◆ **Short task**: Write out the material below again, unchanged.

◆ **Data to use**:
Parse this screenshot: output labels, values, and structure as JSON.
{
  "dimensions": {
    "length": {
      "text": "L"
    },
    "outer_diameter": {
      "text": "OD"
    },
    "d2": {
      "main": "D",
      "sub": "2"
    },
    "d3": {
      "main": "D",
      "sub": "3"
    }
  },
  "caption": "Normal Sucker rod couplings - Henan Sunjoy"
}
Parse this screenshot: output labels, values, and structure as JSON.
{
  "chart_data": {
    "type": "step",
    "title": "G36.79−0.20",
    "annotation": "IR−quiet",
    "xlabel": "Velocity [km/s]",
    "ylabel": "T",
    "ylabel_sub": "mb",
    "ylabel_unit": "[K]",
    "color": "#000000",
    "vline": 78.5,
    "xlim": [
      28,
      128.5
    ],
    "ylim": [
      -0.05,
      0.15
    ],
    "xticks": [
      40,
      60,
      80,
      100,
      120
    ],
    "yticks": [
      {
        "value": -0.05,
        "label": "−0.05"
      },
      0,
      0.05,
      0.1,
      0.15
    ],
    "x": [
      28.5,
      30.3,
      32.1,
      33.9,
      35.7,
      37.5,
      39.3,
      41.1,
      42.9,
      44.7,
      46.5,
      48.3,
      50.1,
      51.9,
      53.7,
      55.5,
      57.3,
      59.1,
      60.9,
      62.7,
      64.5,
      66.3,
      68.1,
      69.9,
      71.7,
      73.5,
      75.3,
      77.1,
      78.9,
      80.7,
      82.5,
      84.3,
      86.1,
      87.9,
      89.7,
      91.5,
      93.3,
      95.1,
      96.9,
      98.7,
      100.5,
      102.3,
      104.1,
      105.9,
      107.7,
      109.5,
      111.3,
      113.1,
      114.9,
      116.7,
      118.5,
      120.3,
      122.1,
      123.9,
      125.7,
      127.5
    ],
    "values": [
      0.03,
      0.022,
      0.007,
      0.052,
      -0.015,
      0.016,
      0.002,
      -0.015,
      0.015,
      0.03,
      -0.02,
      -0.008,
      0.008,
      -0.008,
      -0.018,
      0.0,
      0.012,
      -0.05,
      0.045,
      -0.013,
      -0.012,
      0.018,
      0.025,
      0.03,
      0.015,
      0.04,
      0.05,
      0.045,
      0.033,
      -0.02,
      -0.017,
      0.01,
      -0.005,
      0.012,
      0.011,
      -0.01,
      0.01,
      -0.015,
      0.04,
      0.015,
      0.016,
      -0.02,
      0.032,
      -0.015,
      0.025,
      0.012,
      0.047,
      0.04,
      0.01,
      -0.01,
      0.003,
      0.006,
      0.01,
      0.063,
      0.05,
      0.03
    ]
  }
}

◆ **Answer in full**:
Parse this screenshot: output labels, values, and structure as JSON.
{
  "dimensions": {
    "length": {
      "text": "L"
    },
    "outer_diameter": {
      "text": "OD"
    },
    "d2": {
      "main": "D",
      "sub": "2"
    },
    "d3": {
      "main": "D",
      "sub": "3"
    }
  },
  "caption": "Normal Sucker rod couplings - Henan Sunjoy"
}
Parse this screenshot: output labels, values, and structure as JSON.
{
  "chart_data": {
    "type": "step",
    "title": "G36.79−0.20",
    "annotation": "IR−quiet",
    "xlabel": "Velocity [km/s]",
    "ylabel": "T",
    "ylabel_sub": "mb",
    "ylabel_unit": "[K]",
    "color": "#000000",
    "vline": 78.5,
    "xlim": [
      28,
      128.5
    ],
    "ylim": [
      -0.05,
      0.15
    ],
    "xticks": [
      40,
      60,
      80,
      100,
      120
    ],
    "yticks": [
      {
        "value": -0.05,
        "label": "−0.05"
      },
      0,
      0.05,
      0.1,
      0.15
    ],
    "x": [
      28.5,
      30.3,
      32.1,
      33.9,
      35.7,
      37.5,
      39.3,
      41.1,
      42.9,
      44.7,
      46.5,
      48.3,
      50.1,
      51.9,
      53.7,
      55.5,
      57.3,
      59.1,
      60.9,
      62.7,
      64.5,
      66.3,
      68.1,
      69.9,
      71.7,
      73.5,
      75.3,
      77.1,
      78.9,
      80.7,
      82.5,
      84.3,
      86.1,
      87.9,
      89.7,
      91.5,
      93.3,
      95.1,
      96.9,
      98.7,
      100.5,
      102.3,
      104.1,
      105.9,
      107.7,
      109.5,
      111.3,
      113.1,
      114.9,
      116.7,
      118.5,
      120.3,
      122.1,
      123.9,
      125.7,
      127.5
    ],
    "values": [
      0.03,
      0.022,
      0.007,
      0.052,
      -0.015,
      0.016,
      0.002,
      -0.015,
      0.015,
      0.03,
      -0.02,
      -0.008,
      0.008,
      -0.008,
      -0.018,
      0.0,
      0.012,
      -0.05,
      0.045,
      -0.013,
      -0.012,
      0.018,
      0.025,
      0.03,
      0.015,
      0.04,
      0.05,
      0.045,
      0.033,
      -0.02,
      -0.017,
      0.01,
      -0.005,
      0.012,
      0.011,
      -0.01,
      0.01,
      -0.015,
      0.04,
      0.015,
      0.016,
      -0.02,
      0.032,
      -0.015,
      0.025,
      0.012,
      0.047,
      0.04,
      0.01,
      -0.01,
      0.003,
      0.006,
      0.01,
      0.063,
      0.05,
      0.03
    ]
  }
}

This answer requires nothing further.